■ WHAT IS NEEDED
Leave out the pictures and transcribe the rest of the records exactly.

■ EXTRACTED INFORMATION
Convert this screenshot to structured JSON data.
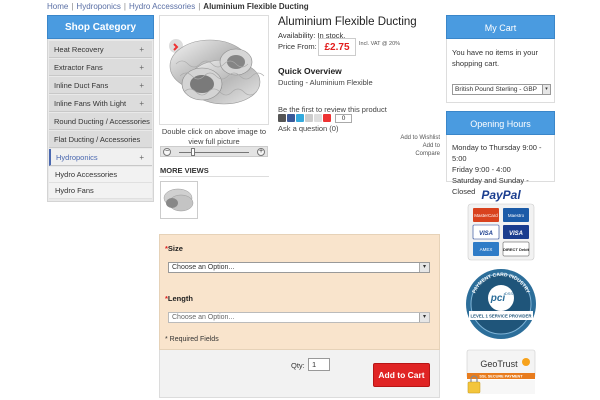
{
  "breadcrumb": {
    "items": [
      "Home",
      "Hydroponics",
      "Hydro Accessories"
    ],
    "current": "Aluminium Flexible Ducting"
  },
  "sidebar": {
    "title": "Shop Category",
    "categories": [
      {
        "label": "Heat Recovery",
        "has_children": true
      },
      {
        "label": "Extractor Fans",
        "has_children": true
      },
      {
        "label": "Inline Duct Fans",
        "has_children": true
      },
      {
        "label": "Inline Fans With Light",
        "has_children": true
      },
      {
        "label": "Round Ducting / Accessories",
        "has_children": false
      },
      {
        "label": "Flat Ducting / Accessories",
        "has_children": false
      },
      {
        "label": "Hydroponics",
        "has_children": true,
        "active": true
      }
    ],
    "plus_symbol": "+",
    "subcategories": [
      "Hydro Accessories",
      "Hydro Fans"
    ]
  },
  "product": {
    "title": "Aluminium Flexible Ducting",
    "availability": "Availability: In stock.",
    "price_label": "Price From:",
    "price": "£2.75",
    "vat_note": "Incl. VAT @ 20%",
    "overview_title": "Quick Overview",
    "overview_text": "Ducting - Aluminium Flexible",
    "review_text": "Be the first to review this product",
    "share_count": "0",
    "ask_question": "Ask a question (0)",
    "add_to_wishlist": "Add to Wishlist",
    "add_to_compare": "Add to Compare",
    "image_caption": "Double click on above image to view full picture",
    "zoom_out": "−",
    "zoom_in": "+",
    "more_views": "MORE VIEWS"
  },
  "options": {
    "required_mark": "*",
    "size_label": "Size",
    "size_value": "Choose an Option...",
    "length_label": "Length",
    "length_value": "Choose an Option...",
    "required_note": "* Required Fields",
    "arrow": "▾"
  },
  "cart_form": {
    "qty_label": "Qty:",
    "qty_value": "1",
    "add_to_cart": "Add to Cart"
  },
  "my_cart": {
    "title": "My Cart",
    "empty_text": "You have no items in your shopping cart.",
    "currency": "British Pound Sterling - GBP"
  },
  "opening_hours": {
    "title": "Opening Hours",
    "lines": [
      "Monday to Thursday 9:00 - 5:00",
      "Friday 9:00 - 4:00",
      "Saturday and Sunday - Closed"
    ]
  },
  "badges": {
    "paypal_text": "PayPal",
    "pci_ring_text": "PAYMENT CARD INDUSTRY",
    "pci_inner": "pci",
    "pci_dss": "DSS",
    "pci_level": "LEVEL 1 SERVICE PROVIDER",
    "geotrust": "GeoTrust",
    "geotrust_sub": "SSL SECURE PAYMENT",
    "cards": [
      "MasterCard",
      "Maestro",
      "VISA",
      "VISA",
      "AMEX",
      "DIRECT Debit"
    ]
  },
  "colors": {
    "accent_blue": "#4a9be0",
    "price_red": "#e21d1d",
    "options_bg": "#f9e4cc"
  }
}
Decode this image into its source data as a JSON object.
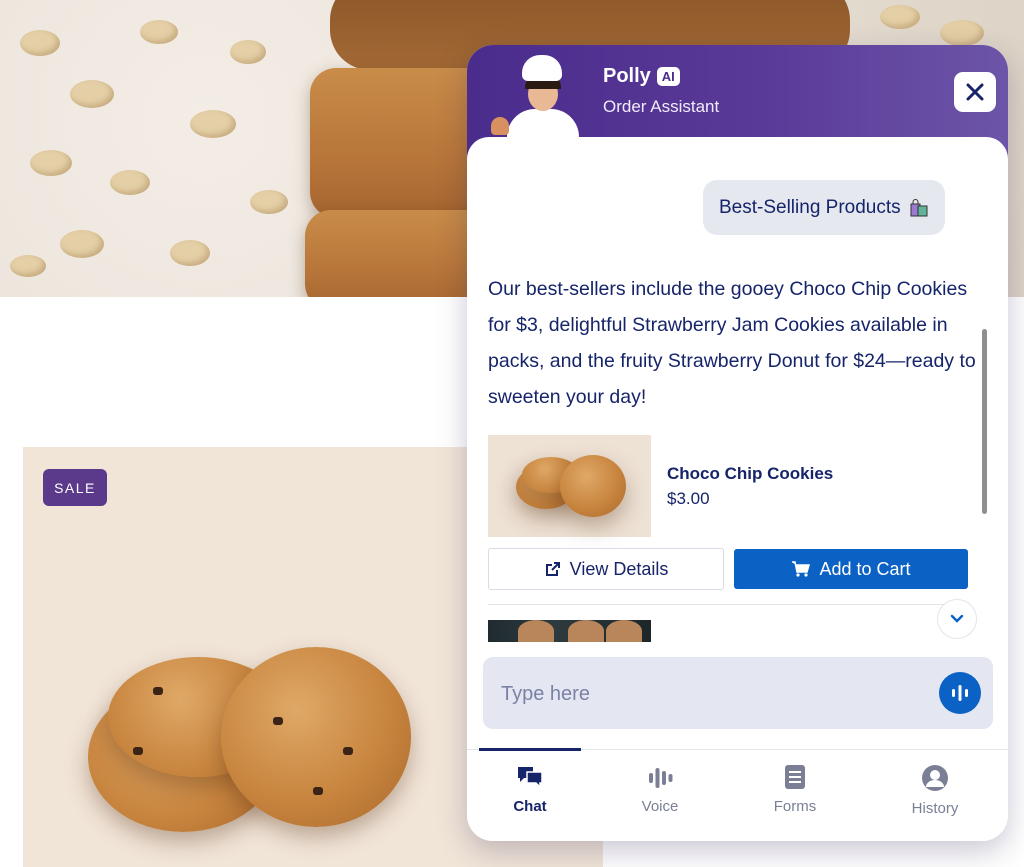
{
  "product_card": {
    "badge": "SALE"
  },
  "assistant": {
    "name": "Polly",
    "badge": "AI",
    "role": "Order Assistant"
  },
  "chat": {
    "user_message": "Best-Selling Products",
    "bot_message": "Our best-sellers include the gooey Choco Chip Cookies for $3, delightful Strawberry Jam Cookies available in packs, and the fruity Strawberry Donut for $24—ready to sweeten your day!",
    "product": {
      "name": "Choco Chip Cookies",
      "price": "$3.00",
      "view_label": "View Details",
      "cart_label": "Add to Cart"
    }
  },
  "input": {
    "placeholder": "Type here"
  },
  "tabs": [
    {
      "label": "Chat",
      "icon": "chat-icon",
      "active": true
    },
    {
      "label": "Voice",
      "icon": "voice-bars-icon",
      "active": false
    },
    {
      "label": "Forms",
      "icon": "forms-icon",
      "active": false
    },
    {
      "label": "History",
      "icon": "user-circle-icon",
      "active": false
    }
  ],
  "colors": {
    "header_purple": "#4a2c8c",
    "primary_blue": "#0b62c4",
    "text_navy": "#16246a",
    "sale_badge": "#5b3a8c"
  }
}
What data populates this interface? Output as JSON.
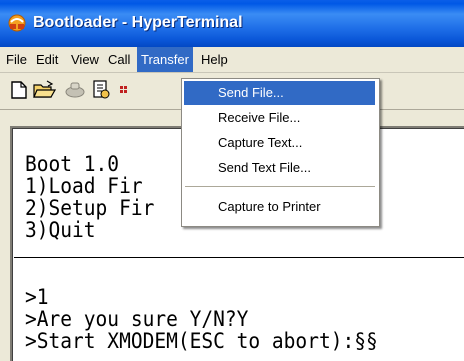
{
  "window": {
    "title": "Bootloader - HyperTerminal",
    "accent_color": "#316ac5",
    "titlebar_color": "#0058e6"
  },
  "menubar": {
    "items": [
      {
        "label": "File"
      },
      {
        "label": "Edit"
      },
      {
        "label": "View"
      },
      {
        "label": "Call"
      },
      {
        "label": "Transfer"
      },
      {
        "label": "Help"
      }
    ],
    "active": "Transfer"
  },
  "toolbar": {
    "icons": [
      "new-icon",
      "open-icon",
      "disconnect-icon",
      "properties-icon",
      "send-icon"
    ]
  },
  "transfer_menu": {
    "items": [
      {
        "label": "Send File..."
      },
      {
        "label": "Receive File..."
      },
      {
        "label": "Capture Text..."
      },
      {
        "label": "Send Text File..."
      },
      {
        "label": "Capture to Printer"
      }
    ],
    "highlighted": "Send File..."
  },
  "terminal": {
    "lines": [
      "Boot 1.0",
      "1)Load Fir",
      "2)Setup Fir",
      "3)Quit",
      "",
      ">1",
      ">Are you sure Y/N?Y",
      ">Start XMODEM(ESC to abort):§§"
    ]
  }
}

■ OUTPUT FOR THIS EXERCISE
Convert this screenshot to structured JSON data.
{
  "breadcrumb": {
    "items": [
      "Home",
      "Hydroponics",
      "Hydro Accessories"
    ],
    "current": "Aluminium Flexible Ducting"
  },
  "sidebar": {
    "title": "Shop Category",
    "categories": [
      {
        "label": "Heat Recovery",
        "has_children": true
      },
      {
        "label": "Extractor Fans",
        "has_children": true
      },
      {
        "label": "Inline Duct Fans",
        "has_children": true
      },
      {
        "label": "Inline Fans With Light",
        "has_children": true
      },
      {
        "label": "Round Ducting / Accessories",
        "has_children": false
      },
      {
        "label": "Flat Ducting / Accessories",
        "has_children": false
      },
      {
        "label": "Hydroponics",
        "has_children": true,
        "active": true
      }
    ],
    "plus_symbol": "+",
    "subcategories": [
      "Hydro Accessories",
      "Hydro Fans"
    ]
  },
  "product": {
    "title": "Aluminium Flexible Ducting",
    "availability": "Availability: In stock.",
    "price_label": "Price From:",
    "price": "£2.75",
    "vat_note": "Incl. VAT @ 20%",
    "overview_title": "Quick Overview",
    "overview_text": "Ducting - Aluminium Flexible",
    "review_text": "Be the first to review this product",
    "share_count": "0",
    "ask_question": "Ask a question (0)",
    "add_to_wishlist": "Add to Wishlist",
    "add_to_compare": "Add to Compare",
    "image_caption": "Double click on above image to view full picture",
    "zoom_out": "−",
    "zoom_in": "+",
    "more_views": "MORE VIEWS"
  },
  "options": {
    "required_mark": "*",
    "size_label": "Size",
    "size_value": "Choose an Option...",
    "length_label": "Length",
    "length_value": "Choose an Option...",
    "required_note": "* Required Fields",
    "arrow": "▾"
  },
  "cart_form": {
    "qty_label": "Qty:",
    "qty_value": "1",
    "add_to_cart": "Add to Cart"
  },
  "my_cart": {
    "title": "My Cart",
    "empty_text": "You have no items in your shopping cart.",
    "currency": "British Pound Sterling - GBP"
  },
  "opening_hours": {
    "title": "Opening Hours",
    "lines": [
      "Monday to Thursday 9:00 - 5:00",
      "Friday 9:00 - 4:00",
      "Saturday and Sunday - Closed"
    ]
  },
  "badges": {
    "paypal_text": "PayPal",
    "pci_ring_text": "PAYMENT CARD INDUSTRY",
    "pci_inner": "pci",
    "pci_dss": "DSS",
    "pci_level": "LEVEL 1 SERVICE PROVIDER",
    "geotrust": "GeoTrust",
    "geotrust_sub": "SSL SECURE PAYMENT",
    "cards": [
      "MasterCard",
      "Maestro",
      "VISA",
      "VISA",
      "AMEX",
      "DIRECT Debit"
    ]
  },
  "colors": {
    "accent_blue": "#4a9be0",
    "price_red": "#e21d1d",
    "options_bg": "#f9e4cc"
  }
}
Decode this image into its source data as a JSON object.
{
  "product_card": {
    "badge": "SALE"
  },
  "assistant": {
    "name": "Polly",
    "badge": "AI",
    "role": "Order Assistant"
  },
  "chat": {
    "user_message": "Best-Selling Products",
    "bot_message": "Our best-sellers include the gooey Choco Chip Cookies for $3, delightful Strawberry Jam Cookies available in packs, and the fruity Strawberry Donut for $24—ready to sweeten your day!",
    "product": {
      "name": "Choco Chip Cookies",
      "price": "$3.00",
      "view_label": "View Details",
      "cart_label": "Add to Cart"
    }
  },
  "input": {
    "placeholder": "Type here"
  },
  "tabs": [
    {
      "label": "Chat",
      "icon": "chat-icon",
      "active": true
    },
    {
      "label": "Voice",
      "icon": "voice-bars-icon",
      "active": false
    },
    {
      "label": "Forms",
      "icon": "forms-icon",
      "active": false
    },
    {
      "label": "History",
      "icon": "user-circle-icon",
      "active": false
    }
  ],
  "colors": {
    "header_purple": "#4a2c8c",
    "primary_blue": "#0b62c4",
    "text_navy": "#16246a",
    "sale_badge": "#5b3a8c"
  }
}
What data populates this interface? Output as JSON.
{
  "window": {
    "title": "Bootloader - HyperTerminal",
    "accent_color": "#316ac5",
    "titlebar_color": "#0058e6"
  },
  "menubar": {
    "items": [
      {
        "label": "File"
      },
      {
        "label": "Edit"
      },
      {
        "label": "View"
      },
      {
        "label": "Call"
      },
      {
        "label": "Transfer"
      },
      {
        "label": "Help"
      }
    ],
    "active": "Transfer"
  },
  "toolbar": {
    "icons": [
      "new-icon",
      "open-icon",
      "disconnect-icon",
      "properties-icon",
      "send-icon"
    ]
  },
  "transfer_menu": {
    "items": [
      {
        "label": "Send File..."
      },
      {
        "label": "Receive File..."
      },
      {
        "label": "Capture Text..."
      },
      {
        "label": "Send Text File..."
      },
      {
        "label": "Capture to Printer"
      }
    ],
    "highlighted": "Send File..."
  },
  "terminal": {
    "lines": [
      "Boot 1.0",
      "1)Load Fir",
      "2)Setup Fir",
      "3)Quit",
      "",
      ">1",
      ">Are you sure Y/N?Y",
      ">Start XMODEM(ESC to abort):§§"
    ]
  }
}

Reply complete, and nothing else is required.